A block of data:
________________________

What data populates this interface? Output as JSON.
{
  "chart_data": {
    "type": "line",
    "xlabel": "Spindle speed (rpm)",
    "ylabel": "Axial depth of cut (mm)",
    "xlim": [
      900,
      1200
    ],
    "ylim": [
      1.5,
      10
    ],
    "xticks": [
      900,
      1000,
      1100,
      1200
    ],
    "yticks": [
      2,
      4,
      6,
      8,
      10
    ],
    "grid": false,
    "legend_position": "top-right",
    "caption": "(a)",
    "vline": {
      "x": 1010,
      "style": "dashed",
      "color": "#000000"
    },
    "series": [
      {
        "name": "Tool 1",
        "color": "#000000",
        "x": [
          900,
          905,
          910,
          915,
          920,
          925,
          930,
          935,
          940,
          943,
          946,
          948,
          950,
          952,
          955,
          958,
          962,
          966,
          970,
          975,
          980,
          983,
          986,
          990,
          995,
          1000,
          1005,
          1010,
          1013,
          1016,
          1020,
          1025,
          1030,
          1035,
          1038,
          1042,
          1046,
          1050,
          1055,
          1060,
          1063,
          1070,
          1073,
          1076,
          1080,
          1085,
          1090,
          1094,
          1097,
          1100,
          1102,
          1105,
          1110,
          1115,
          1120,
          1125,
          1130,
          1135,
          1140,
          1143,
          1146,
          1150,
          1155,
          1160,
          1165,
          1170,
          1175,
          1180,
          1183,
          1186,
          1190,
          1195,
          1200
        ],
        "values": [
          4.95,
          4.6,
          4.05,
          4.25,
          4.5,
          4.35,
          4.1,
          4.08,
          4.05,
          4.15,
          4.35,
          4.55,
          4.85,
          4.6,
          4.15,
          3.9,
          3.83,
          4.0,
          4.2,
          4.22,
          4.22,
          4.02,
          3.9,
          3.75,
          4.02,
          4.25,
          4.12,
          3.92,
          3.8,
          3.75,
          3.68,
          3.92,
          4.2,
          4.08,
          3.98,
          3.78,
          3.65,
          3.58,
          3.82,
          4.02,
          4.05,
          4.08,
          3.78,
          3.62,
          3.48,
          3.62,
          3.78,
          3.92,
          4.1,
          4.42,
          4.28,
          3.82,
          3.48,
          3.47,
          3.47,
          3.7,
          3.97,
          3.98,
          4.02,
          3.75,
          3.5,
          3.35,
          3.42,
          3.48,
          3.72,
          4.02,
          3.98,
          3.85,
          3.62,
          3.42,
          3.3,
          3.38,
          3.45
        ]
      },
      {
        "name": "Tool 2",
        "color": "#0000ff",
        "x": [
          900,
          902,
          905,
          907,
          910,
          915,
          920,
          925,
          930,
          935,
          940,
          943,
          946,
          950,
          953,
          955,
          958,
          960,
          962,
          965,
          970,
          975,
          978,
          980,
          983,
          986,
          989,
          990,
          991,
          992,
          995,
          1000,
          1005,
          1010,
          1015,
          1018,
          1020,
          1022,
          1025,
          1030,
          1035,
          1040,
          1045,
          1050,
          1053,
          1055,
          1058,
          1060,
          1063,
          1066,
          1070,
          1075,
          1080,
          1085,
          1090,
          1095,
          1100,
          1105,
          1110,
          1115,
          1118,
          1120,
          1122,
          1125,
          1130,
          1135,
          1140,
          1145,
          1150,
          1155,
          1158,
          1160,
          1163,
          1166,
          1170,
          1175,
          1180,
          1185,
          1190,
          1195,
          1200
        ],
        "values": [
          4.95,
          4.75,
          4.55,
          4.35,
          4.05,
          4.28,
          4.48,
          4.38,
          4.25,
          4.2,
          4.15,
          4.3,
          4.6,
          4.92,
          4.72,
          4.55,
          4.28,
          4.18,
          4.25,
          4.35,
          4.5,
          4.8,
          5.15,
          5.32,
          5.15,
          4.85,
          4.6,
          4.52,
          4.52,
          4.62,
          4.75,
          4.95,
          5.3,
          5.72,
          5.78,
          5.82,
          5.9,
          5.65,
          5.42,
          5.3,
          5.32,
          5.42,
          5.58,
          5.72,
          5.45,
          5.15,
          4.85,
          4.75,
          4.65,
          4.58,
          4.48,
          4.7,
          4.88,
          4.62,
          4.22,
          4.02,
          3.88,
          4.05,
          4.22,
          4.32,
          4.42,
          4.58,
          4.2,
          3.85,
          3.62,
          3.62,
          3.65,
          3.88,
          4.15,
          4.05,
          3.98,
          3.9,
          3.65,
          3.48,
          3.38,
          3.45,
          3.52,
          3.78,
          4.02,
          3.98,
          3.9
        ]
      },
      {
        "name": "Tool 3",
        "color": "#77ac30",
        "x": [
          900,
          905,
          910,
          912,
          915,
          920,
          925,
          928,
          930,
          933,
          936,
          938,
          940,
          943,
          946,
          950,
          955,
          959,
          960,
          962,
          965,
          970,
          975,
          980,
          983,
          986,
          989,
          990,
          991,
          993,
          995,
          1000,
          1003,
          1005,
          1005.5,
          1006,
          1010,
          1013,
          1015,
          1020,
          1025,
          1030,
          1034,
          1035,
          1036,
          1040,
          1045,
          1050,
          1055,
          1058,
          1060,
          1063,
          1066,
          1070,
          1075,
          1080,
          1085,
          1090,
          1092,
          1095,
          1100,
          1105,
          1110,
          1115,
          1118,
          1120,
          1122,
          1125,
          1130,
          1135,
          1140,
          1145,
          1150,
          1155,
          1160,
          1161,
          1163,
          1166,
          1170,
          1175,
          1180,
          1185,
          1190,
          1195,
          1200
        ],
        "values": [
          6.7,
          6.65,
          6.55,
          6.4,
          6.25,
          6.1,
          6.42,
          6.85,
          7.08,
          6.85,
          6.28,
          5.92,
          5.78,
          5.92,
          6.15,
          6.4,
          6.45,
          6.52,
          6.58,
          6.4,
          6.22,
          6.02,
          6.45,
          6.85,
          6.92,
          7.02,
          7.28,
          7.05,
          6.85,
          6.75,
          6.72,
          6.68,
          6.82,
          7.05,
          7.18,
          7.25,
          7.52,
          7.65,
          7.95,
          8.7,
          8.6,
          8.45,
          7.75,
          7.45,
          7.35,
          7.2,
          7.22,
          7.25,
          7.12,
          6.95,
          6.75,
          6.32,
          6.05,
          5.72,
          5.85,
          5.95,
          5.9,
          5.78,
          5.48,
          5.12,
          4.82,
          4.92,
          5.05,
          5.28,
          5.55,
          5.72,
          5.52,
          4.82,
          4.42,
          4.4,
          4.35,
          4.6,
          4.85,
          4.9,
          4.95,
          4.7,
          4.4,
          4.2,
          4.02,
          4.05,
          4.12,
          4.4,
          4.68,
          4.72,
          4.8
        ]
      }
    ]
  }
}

________________________

**WHAT THE TASK ASKS:**
Report all lines of the material that contain the word "color".

**TASK RESPONSE:**
      "color": "#000000"
        "color": "#000000",
        "color": "#0000ff",
        "color": "#77ac30",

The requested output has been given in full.